┌─ Dataset excerpts

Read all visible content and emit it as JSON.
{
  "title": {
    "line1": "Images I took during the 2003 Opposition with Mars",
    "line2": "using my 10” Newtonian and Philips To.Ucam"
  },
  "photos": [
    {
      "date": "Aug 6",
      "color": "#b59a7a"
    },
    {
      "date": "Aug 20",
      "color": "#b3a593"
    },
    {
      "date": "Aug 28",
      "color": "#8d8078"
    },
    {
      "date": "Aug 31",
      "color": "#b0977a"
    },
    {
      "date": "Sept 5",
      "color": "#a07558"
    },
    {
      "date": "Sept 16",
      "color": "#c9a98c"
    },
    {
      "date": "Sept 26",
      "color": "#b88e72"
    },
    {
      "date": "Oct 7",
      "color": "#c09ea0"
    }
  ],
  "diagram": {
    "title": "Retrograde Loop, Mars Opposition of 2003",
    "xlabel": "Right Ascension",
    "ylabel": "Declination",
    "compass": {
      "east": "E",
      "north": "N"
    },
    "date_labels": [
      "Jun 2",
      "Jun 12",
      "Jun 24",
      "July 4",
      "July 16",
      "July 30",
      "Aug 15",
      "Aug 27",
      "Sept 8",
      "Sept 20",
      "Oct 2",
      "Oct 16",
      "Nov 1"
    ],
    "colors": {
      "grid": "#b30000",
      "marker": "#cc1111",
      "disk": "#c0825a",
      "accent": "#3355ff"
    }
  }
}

└─

Description of the task: Set down the listing in full, keeping every word exactly as it is.

The response:
Read all visible content and emit it as JSON.
{
  "title": {
    "line1": "Images I took during the 2003 Opposition with Mars",
    "line2": "using my 10” Newtonian and Philips To.Ucam"
  },
  "photos": [
    {
      "date": "Aug 6",
      "color": "#b59a7a"
    },
    {
      "date": "Aug 20",
      "color": "#b3a593"
    },
    {
      "date": "Aug 28",
      "color": "#8d8078"
    },
    {
      "date": "Aug 31",
      "color": "#b0977a"
    },
    {
      "date": "Sept 5",
      "color": "#a07558"
    },
    {
      "date": "Sept 16",
      "color": "#c9a98c"
    },
    {
      "date": "Sept 26",
      "color": "#b88e72"
    },
    {
      "date": "Oct 7",
      "color": "#c09ea0"
    }
  ],
  "diagram": {
    "title": "Retrograde Loop, Mars Opposition of 2003",
    "xlabel": "Right Ascension",
    "ylabel": "Declination",
    "compass": {
      "east": "E",
      "north": "N"
    },
    "date_labels": [
      "Jun 2",
      "Jun 12",
      "Jun 24",
      "July 4",
      "July 16",
      "July 30",
      "Aug 15",
      "Aug 27",
      "Sept 8",
      "Sept 20",
      "Oct 2",
      "Oct 16",
      "Nov 1"
    ],
    "colors": {
      "grid": "#b30000",
      "marker": "#cc1111",
      "disk": "#c0825a",
      "accent": "#3355ff"
    }
  }
}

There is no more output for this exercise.